## [Extracted information]
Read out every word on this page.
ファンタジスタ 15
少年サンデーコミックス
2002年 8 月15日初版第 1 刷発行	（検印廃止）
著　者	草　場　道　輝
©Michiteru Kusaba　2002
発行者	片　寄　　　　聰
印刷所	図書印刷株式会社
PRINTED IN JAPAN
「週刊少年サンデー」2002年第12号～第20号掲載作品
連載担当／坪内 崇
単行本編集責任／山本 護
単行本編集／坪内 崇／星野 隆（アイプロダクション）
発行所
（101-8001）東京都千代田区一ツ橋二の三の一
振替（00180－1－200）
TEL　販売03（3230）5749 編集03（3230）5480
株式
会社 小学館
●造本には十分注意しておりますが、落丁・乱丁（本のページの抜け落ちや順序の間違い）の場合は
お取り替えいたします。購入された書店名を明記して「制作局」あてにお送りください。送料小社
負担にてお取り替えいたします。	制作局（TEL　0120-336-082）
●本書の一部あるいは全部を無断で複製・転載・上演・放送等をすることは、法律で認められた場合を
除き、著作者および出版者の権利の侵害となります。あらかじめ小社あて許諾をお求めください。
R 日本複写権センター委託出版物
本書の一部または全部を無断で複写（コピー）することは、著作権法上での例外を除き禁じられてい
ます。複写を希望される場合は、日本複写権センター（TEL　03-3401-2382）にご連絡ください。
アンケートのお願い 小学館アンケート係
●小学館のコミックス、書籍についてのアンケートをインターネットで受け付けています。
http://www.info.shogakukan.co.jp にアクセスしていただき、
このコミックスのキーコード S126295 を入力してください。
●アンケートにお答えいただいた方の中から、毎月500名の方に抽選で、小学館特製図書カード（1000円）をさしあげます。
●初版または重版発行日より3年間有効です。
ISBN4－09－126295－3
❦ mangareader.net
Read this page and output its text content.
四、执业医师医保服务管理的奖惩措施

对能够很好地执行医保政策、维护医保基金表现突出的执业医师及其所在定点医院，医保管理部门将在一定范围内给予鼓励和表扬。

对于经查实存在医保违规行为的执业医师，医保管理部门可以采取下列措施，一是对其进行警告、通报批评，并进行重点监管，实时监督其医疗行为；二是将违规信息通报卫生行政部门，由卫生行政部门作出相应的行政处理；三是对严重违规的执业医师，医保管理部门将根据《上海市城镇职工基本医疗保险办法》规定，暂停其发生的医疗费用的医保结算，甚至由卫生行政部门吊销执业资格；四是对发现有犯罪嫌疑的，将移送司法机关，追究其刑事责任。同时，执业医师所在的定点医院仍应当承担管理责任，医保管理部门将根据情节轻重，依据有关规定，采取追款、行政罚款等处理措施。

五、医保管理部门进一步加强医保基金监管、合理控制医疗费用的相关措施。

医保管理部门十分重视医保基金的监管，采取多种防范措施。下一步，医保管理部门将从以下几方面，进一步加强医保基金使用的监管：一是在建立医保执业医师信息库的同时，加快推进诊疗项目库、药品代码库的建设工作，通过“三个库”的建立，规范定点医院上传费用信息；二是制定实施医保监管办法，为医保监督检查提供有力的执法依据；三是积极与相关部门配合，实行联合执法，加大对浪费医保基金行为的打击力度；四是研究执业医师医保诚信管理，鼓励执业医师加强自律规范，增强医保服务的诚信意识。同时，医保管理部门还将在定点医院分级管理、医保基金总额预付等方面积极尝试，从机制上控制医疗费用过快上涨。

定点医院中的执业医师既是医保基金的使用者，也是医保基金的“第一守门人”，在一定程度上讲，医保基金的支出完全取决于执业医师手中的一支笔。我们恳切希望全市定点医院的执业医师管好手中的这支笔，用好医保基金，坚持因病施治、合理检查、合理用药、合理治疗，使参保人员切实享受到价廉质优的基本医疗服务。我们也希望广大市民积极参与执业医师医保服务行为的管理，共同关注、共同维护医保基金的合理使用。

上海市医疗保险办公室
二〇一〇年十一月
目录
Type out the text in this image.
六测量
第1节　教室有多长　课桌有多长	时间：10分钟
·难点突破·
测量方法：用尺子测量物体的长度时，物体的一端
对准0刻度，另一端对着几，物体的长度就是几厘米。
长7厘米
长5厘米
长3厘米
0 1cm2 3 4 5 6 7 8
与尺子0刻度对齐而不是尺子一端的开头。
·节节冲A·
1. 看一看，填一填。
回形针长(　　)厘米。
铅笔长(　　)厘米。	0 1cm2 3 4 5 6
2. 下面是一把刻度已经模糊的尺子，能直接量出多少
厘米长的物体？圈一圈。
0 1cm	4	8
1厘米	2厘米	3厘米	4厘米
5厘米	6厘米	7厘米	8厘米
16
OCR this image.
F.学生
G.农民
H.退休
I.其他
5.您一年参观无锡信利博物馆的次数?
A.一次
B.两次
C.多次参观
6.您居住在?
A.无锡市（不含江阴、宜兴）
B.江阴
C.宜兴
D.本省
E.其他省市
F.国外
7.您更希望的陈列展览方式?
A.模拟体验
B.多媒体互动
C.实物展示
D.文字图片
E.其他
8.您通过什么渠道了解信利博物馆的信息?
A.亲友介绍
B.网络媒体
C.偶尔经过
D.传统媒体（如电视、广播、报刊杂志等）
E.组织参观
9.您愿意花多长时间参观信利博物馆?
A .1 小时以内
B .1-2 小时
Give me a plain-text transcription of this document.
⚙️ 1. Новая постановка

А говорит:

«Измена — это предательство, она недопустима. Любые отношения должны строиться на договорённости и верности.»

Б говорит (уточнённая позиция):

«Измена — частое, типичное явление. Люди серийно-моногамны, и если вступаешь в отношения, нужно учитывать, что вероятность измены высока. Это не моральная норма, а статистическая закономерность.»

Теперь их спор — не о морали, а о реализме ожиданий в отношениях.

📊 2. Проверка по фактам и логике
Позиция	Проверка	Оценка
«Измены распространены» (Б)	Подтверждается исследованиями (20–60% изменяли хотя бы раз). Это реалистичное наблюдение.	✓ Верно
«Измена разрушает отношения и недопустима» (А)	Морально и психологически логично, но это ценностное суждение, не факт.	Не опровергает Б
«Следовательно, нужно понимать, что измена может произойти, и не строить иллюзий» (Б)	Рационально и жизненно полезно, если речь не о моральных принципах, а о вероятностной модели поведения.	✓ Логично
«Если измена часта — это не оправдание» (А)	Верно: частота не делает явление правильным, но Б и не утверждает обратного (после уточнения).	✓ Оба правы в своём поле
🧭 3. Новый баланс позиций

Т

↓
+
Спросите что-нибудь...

## [Directions]
Extract all lines that hold the word "говорит".

## [Reply to the exercise]
А говорит:
Б говорит (уточнённая позиция):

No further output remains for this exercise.